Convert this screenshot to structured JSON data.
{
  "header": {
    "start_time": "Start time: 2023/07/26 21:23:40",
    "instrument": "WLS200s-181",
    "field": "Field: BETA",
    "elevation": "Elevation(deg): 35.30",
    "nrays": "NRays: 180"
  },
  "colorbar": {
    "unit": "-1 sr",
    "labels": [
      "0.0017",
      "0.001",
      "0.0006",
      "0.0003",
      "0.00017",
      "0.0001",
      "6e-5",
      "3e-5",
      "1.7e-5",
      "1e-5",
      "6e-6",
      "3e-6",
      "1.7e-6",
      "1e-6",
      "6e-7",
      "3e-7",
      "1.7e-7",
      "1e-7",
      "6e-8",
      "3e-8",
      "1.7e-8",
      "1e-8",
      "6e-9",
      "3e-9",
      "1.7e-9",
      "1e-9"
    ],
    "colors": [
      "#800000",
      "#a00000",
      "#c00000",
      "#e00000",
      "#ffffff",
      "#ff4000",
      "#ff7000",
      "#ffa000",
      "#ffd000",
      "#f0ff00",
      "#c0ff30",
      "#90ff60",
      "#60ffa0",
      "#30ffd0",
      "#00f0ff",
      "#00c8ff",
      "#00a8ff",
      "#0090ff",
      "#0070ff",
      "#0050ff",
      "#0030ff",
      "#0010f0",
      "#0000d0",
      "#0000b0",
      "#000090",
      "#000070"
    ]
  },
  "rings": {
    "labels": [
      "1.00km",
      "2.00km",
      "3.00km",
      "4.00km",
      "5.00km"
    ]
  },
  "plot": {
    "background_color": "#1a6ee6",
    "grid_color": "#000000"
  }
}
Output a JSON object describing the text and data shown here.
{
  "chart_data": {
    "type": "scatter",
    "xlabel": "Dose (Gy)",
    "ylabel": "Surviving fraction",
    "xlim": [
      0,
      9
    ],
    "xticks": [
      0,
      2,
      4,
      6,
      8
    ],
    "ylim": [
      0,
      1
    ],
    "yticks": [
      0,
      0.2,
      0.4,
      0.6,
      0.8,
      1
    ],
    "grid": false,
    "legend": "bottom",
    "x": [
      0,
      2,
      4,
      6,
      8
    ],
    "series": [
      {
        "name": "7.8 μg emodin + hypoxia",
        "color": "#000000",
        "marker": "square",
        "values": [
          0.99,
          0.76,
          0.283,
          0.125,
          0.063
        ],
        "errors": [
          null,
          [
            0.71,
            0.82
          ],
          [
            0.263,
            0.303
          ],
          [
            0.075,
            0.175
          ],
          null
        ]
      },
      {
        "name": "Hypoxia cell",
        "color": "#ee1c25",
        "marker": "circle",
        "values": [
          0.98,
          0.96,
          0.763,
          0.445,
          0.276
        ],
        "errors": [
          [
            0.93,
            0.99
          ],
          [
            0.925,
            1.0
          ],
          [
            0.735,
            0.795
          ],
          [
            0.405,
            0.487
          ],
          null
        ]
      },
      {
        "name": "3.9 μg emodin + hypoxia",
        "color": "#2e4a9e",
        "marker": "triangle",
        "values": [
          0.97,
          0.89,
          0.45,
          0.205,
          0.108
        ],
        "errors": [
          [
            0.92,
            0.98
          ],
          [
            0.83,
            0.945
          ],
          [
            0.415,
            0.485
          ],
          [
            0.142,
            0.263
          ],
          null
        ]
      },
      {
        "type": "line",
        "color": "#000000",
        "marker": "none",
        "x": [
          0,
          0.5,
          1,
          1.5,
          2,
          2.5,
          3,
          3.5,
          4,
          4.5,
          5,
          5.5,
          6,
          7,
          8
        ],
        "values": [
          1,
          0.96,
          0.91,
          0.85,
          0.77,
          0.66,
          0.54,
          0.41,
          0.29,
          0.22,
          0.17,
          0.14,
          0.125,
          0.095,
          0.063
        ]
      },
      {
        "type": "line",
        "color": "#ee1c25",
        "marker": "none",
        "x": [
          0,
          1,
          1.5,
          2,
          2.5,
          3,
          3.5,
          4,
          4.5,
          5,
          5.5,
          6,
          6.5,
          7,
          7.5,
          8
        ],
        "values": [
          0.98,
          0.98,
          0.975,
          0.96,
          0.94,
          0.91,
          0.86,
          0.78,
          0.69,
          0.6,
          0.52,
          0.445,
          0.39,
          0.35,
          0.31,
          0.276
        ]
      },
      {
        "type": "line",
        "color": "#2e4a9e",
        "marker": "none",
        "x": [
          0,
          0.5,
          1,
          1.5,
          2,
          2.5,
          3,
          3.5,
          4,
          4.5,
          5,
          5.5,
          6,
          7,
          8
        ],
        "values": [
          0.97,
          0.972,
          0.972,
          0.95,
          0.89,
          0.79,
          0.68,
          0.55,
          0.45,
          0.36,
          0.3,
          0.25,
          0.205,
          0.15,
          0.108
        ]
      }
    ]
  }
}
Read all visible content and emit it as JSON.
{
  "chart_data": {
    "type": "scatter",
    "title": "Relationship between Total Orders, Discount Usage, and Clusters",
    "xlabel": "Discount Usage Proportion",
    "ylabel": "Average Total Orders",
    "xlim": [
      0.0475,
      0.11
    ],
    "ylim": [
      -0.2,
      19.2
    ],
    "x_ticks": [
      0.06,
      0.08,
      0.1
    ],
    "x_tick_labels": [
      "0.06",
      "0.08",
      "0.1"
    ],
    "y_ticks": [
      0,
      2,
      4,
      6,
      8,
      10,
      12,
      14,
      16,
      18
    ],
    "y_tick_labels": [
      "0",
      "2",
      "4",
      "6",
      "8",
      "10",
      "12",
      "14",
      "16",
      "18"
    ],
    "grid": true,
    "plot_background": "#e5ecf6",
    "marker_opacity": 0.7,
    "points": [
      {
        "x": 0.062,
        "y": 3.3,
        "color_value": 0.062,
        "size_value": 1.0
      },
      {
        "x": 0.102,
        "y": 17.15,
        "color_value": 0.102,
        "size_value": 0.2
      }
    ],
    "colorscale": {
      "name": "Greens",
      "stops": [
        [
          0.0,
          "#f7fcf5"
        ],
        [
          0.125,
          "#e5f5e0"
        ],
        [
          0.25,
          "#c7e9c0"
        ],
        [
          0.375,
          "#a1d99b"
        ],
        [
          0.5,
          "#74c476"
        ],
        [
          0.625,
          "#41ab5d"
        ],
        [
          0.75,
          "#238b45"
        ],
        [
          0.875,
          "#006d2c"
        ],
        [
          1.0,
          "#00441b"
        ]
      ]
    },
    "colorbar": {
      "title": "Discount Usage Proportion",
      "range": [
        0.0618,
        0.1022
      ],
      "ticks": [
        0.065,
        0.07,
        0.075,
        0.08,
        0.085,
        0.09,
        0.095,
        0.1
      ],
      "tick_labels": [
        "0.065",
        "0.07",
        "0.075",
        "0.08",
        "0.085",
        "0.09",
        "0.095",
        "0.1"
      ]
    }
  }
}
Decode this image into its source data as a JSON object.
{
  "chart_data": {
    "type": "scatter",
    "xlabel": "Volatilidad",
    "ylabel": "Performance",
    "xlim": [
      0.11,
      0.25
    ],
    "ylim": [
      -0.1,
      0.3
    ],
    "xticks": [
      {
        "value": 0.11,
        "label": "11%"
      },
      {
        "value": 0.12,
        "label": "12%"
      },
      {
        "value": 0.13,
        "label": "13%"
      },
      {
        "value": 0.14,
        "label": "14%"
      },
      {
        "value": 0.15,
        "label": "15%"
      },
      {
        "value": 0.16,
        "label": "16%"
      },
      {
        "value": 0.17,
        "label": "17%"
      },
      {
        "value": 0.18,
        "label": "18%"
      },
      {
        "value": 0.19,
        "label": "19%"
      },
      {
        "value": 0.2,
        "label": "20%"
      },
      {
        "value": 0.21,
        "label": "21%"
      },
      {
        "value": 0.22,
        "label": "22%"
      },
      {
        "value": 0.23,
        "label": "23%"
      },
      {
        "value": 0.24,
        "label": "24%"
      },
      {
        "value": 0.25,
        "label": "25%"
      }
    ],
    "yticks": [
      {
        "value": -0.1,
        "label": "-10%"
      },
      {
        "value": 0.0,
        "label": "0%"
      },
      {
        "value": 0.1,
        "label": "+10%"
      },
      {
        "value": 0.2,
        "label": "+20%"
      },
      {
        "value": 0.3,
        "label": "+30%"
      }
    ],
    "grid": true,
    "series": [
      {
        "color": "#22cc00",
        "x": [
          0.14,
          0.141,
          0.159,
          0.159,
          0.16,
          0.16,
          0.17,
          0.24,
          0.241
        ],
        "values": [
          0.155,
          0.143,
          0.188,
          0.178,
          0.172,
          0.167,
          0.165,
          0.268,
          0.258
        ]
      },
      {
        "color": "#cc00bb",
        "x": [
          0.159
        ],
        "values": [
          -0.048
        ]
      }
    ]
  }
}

....

■ WORK INSTRUCTIONS ■
Look through the entries above. Extract each line with the word "Usage".

■ OUTPUT OF THE TASK ■
    "title": "Relationship between Total Orders, Discount Usage, and Clusters",
    "xlabel": "Discount Usage Proportion",
      "title": "Discount Usage Proportion",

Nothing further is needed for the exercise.